> Material for this exercise
* * *
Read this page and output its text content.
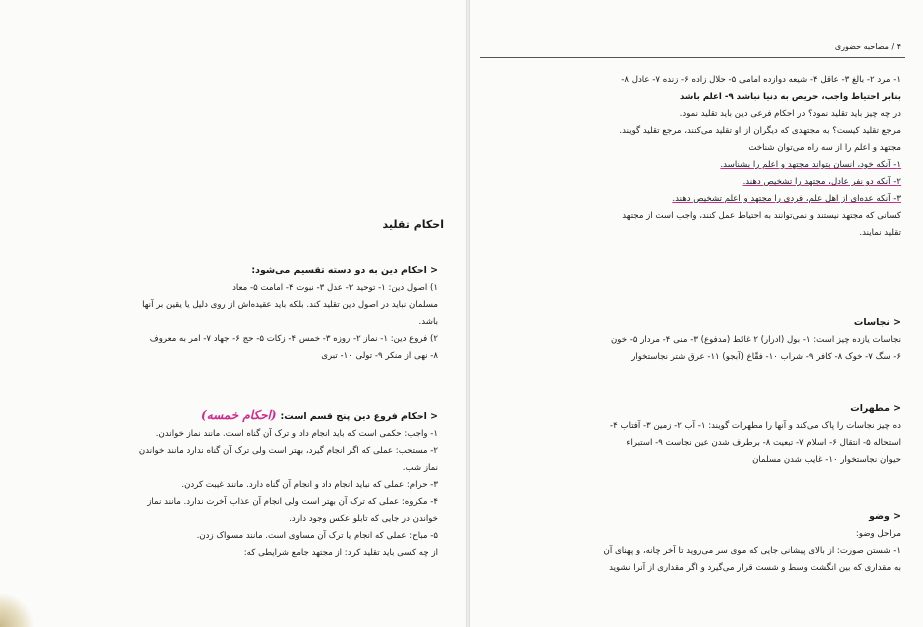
احکام تقلید
< احکام دین به دو دسته تقسیم می‌شود:
۱) اصول دین: ۱- توحید ۲- عدل ۳- نبوت ۴- امامت ۵- معاد
مسلمان نباید در اصول دین تقلید کند. بلکه باید عقیده‌اش از روی دلیل یا یقین بر آنها
باشد.
۲) فروع دین: ۱- نماز ۲- روزه ۳- خمس ۴- زکات ۵- حج ۶- جهاد ۷- امر به معروف
۸- نهی از منکر ۹- تولی ۱۰- تبری
< احکام فروع دین پنج قسم است:(احکام خمسه)
۱- واجب: حکمی است که باید انجام داد و ترک آن گناه است. مانند نماز خواندن.
۲- مستحب: عملی که اگر انجام گیرد، بهتر است ولی ترک آن گناه ندارد مانند خواندن
نماز شب.
۳- حرام: عملی که نباید انجام داد و انجام آن گناه دارد. مانند غیبت کردن.
۴- مکروه: عملی که ترک آن بهتر است ولی انجام آن عذاب آخرت ندارد. مانند نماز
خواندن در جایی که تابلو عکس وجود دارد.
۵- مباح: عملی که انجام یا ترک آن مساوی است. مانند مسواک زدن.
از چه کسی باید تقلید کرد: از مجتهد جامع شرایطی که:
۴ / مصاحبه حضوری
۱- مرد ۲- بالغ ۳- عاقل ۴- شیعه دوازده امامی ۵- حلال زاده ۶- زنده ۷- عادل ۸-
بنابر احتیاط واجب، حریص به دنیا نباشد ۹- اعلم باشد
در چه چیز باید تقلید نمود؟ در احکام فرعی دین باید تقلید نمود.
مرجع تقلید کیست؟ به مجتهدی که دیگران از او تقلید می‌کنند، مرجع تقلید گویند.
مجتهد و اعلم را از سه راه می‌توان شناخت
۱- آنکه خود، انسان بتواند مجتهد و اعلم را بشناسد.
۲- آنکه دو نفر عادل، مجتهد را تشخیص دهند.
۳- آنکه عده‌ای از اهل علم، فردی را مجتهد و اعلم تشخیص دهند.
کسانی که مجتهد نیستند و نمی‌توانند به احتیاط عمل کنند، واجب است از مجتهد
تقلید نمایند.
< نجاسات
نجاسات یازده چیز است: ۱- بول (ادرار) ۲ غائط (مدفوع) ۳- منی ۴- مردار ۵- خون
۶- سگ ۷- خوک ۸- کافر ۹- شراب ۱۰- فقّاع (آبجو) ۱۱- عرق شتر نجاستخوار
< مطهرات
ده چیز نجاسات را پاک می‌کند و آنها را مطهرات گویند: ۱- آب ۲- زمین ۳- آفتاب ۴-
استحاله ۵- انتقال ۶- اسلام ۷- تبعیت ۸- برطرف شدن عین نجاست ۹- استبراء
حیوان نجاستخوار ۱۰- غایب شدن مسلمان
< وضو
مراحل وضو:
۱- شستن صورت: از بالای پیشانی جایی که موی سر می‌روید تا آخر چانه، و پهنای آن
به مقداری که بین انگشت وسط و شست قرار می‌گیرد و اگر مقداری از آنرا نشوید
* * *
> Directions
Copy out every line of the material above exactly, skipping the pictures.

> Finished answer
Read this page and output its text content.
احکام تقلید
< احکام دین به دو دسته تقسیم می‌شود:
۱) اصول دین: ۱- توحید ۲- عدل ۳- نبوت ۴- امامت ۵- معاد
مسلمان نباید در اصول دین تقلید کند. بلکه باید عقیده‌اش از روی دلیل یا یقین بر آنها
باشد.
۲) فروع دین: ۱- نماز ۲- روزه ۳- خمس ۴- زکات ۵- حج ۶- جهاد ۷- امر به معروف
۸- نهی از منکر ۹- تولی ۱۰- تبری
< احکام فروع دین پنج قسم است:(احکام خمسه)
۱- واجب: حکمی است که باید انجام داد و ترک آن گناه است. مانند نماز خواندن.
۲- مستحب: عملی که اگر انجام گیرد، بهتر است ولی ترک آن گناه ندارد مانند خواندن
نماز شب.
۳- حرام: عملی که نباید انجام داد و انجام آن گناه دارد. مانند غیبت کردن.
۴- مکروه: عملی که ترک آن بهتر است ولی انجام آن عذاب آخرت ندارد. مانند نماز
خواندن در جایی که تابلو عکس وجود دارد.
۵- مباح: عملی که انجام یا ترک آن مساوی است. مانند مسواک زدن.
از چه کسی باید تقلید کرد: از مجتهد جامع شرایطی که:
۴ / مصاحبه حضوری
۱- مرد ۲- بالغ ۳- عاقل ۴- شیعه دوازده امامی ۵- حلال زاده ۶- زنده ۷- عادل ۸-
بنابر احتیاط واجب، حریص به دنیا نباشد ۹- اعلم باشد
در چه چیز باید تقلید نمود؟ در احکام فرعی دین باید تقلید نمود.
مرجع تقلید کیست؟ به مجتهدی که دیگران از او تقلید می‌کنند، مرجع تقلید گویند.
مجتهد و اعلم را از سه راه می‌توان شناخت
۱- آنکه خود، انسان بتواند مجتهد و اعلم را بشناسد.
۲- آنکه دو نفر عادل، مجتهد را تشخیص دهند.
۳- آنکه عده‌ای از اهل علم، فردی را مجتهد و اعلم تشخیص دهند.
کسانی که مجتهد نیستند و نمی‌توانند به احتیاط عمل کنند، واجب است از مجتهد
تقلید نمایند.
< نجاسات
نجاسات یازده چیز است: ۱- بول (ادرار) ۲ غائط (مدفوع) ۳- منی ۴- مردار ۵- خون
۶- سگ ۷- خوک ۸- کافر ۹- شراب ۱۰- فقّاع (آبجو) ۱۱- عرق شتر نجاستخوار
< مطهرات
ده چیز نجاسات را پاک می‌کند و آنها را مطهرات گویند: ۱- آب ۲- زمین ۳- آفتاب ۴-
استحاله ۵- انتقال ۶- اسلام ۷- تبعیت ۸- برطرف شدن عین نجاست ۹- استبراء
حیوان نجاستخوار ۱۰- غایب شدن مسلمان
< وضو
مراحل وضو:
۱- شستن صورت: از بالای پیشانی جایی که موی سر می‌روید تا آخر چانه، و پهنای آن
به مقداری که بین انگشت وسط و شست قرار می‌گیرد و اگر مقداری از آنرا نشوید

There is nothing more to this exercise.